▸ **JOB**
Give the number of lines in the entries that contain "curve". State only the count.

▸ **DATASET RECORDS**
------------------------------------
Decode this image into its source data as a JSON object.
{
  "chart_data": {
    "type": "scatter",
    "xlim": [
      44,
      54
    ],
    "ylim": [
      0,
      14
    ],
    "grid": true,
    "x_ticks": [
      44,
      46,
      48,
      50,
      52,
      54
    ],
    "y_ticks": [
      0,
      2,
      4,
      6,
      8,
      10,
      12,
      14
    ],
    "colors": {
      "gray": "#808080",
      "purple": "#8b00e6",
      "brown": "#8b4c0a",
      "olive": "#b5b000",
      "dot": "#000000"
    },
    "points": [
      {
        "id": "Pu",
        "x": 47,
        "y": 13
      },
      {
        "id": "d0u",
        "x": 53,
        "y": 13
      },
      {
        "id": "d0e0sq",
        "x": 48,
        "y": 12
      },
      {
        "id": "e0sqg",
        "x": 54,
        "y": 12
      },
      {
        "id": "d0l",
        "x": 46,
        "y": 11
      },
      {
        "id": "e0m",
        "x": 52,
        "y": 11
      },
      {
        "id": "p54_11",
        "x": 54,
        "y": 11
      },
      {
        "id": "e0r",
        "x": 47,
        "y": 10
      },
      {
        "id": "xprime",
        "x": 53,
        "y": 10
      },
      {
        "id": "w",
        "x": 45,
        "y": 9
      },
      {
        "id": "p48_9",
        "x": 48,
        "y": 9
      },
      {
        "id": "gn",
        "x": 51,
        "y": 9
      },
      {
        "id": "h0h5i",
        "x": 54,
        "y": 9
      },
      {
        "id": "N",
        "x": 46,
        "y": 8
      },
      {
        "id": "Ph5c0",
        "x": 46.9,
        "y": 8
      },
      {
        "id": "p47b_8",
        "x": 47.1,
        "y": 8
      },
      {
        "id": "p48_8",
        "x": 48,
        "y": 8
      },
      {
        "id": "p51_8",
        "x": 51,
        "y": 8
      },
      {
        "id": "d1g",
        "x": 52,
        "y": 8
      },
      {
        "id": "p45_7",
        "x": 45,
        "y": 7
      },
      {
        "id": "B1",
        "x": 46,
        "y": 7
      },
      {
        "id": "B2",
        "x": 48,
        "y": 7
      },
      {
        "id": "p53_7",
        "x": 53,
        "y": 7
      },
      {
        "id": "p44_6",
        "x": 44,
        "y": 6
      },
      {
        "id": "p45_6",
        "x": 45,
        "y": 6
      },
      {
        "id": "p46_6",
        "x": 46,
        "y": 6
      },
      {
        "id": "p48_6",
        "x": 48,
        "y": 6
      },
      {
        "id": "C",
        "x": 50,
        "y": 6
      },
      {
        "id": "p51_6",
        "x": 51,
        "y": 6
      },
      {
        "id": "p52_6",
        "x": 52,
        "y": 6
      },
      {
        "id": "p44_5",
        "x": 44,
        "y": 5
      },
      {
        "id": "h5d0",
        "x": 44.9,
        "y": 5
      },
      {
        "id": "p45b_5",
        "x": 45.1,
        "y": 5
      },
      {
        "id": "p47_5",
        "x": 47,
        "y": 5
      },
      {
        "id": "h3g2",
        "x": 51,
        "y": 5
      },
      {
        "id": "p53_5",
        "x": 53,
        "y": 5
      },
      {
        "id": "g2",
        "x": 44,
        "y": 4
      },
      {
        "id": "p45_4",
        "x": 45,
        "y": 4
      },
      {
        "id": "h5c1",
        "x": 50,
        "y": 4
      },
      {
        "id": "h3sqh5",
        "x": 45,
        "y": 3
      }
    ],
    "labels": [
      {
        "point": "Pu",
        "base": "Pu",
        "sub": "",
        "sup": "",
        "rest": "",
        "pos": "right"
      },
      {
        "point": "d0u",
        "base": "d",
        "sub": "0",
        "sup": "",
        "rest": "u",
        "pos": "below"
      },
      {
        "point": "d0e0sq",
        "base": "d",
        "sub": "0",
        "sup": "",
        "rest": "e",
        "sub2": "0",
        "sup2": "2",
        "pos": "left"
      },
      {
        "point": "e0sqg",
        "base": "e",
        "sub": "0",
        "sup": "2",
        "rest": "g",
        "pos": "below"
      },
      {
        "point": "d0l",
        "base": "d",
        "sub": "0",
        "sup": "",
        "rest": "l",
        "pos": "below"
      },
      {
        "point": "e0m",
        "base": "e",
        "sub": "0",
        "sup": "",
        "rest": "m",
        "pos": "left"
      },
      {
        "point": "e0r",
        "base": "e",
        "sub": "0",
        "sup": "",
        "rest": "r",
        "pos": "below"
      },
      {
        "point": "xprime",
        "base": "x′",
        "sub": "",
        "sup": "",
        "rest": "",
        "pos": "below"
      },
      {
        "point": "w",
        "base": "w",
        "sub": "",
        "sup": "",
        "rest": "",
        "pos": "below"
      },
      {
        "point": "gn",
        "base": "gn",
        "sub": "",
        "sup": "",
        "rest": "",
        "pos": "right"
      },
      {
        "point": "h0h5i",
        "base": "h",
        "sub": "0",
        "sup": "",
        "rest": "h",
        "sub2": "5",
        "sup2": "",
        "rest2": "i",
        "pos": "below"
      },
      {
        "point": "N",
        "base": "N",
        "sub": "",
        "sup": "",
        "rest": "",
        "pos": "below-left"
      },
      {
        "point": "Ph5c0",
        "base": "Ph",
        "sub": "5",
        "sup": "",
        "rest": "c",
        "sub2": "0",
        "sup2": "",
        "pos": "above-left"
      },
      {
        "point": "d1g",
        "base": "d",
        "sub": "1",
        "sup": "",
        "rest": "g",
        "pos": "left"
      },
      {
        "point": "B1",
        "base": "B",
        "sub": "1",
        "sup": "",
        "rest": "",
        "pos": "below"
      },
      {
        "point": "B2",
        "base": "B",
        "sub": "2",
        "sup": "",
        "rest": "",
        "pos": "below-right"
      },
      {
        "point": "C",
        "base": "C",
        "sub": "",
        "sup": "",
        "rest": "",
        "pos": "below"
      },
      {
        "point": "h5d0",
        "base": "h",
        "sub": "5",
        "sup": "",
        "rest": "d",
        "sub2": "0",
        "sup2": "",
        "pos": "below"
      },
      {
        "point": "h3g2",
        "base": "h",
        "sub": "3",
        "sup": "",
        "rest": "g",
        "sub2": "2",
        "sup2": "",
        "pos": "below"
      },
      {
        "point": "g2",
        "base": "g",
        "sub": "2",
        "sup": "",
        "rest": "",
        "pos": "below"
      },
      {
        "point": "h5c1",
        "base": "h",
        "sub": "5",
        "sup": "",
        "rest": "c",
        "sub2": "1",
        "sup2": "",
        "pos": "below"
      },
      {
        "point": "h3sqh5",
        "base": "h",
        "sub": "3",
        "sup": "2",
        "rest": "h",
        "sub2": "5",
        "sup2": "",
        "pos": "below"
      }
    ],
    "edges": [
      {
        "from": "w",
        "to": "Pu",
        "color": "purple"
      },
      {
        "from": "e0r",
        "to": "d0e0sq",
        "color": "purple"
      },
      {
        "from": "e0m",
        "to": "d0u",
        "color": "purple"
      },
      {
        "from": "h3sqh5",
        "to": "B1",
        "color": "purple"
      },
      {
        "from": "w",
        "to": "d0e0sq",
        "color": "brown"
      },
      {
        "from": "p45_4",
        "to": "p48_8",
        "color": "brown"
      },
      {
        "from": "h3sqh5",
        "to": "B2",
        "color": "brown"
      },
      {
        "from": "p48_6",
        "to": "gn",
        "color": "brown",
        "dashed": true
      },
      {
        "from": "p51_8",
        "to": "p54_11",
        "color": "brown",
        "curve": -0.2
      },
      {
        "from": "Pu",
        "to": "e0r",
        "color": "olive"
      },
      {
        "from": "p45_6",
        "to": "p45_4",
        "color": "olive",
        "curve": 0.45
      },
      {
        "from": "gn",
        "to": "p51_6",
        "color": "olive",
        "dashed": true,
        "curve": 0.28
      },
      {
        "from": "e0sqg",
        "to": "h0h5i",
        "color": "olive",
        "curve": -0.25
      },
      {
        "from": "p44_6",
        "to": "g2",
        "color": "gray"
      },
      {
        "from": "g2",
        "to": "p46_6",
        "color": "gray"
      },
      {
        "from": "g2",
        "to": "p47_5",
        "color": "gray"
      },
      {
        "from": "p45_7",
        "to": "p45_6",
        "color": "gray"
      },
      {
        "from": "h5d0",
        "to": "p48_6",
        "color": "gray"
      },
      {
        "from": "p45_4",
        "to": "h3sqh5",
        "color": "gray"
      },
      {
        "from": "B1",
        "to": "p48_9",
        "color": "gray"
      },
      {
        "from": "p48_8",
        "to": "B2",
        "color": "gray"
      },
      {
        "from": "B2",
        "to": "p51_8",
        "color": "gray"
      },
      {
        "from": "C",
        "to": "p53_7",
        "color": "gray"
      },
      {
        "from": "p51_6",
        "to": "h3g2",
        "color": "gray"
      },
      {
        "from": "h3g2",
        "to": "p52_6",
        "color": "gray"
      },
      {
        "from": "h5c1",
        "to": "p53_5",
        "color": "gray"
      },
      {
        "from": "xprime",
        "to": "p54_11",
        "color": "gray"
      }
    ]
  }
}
------------------------------------
▸ **COMPLETED TASK**
4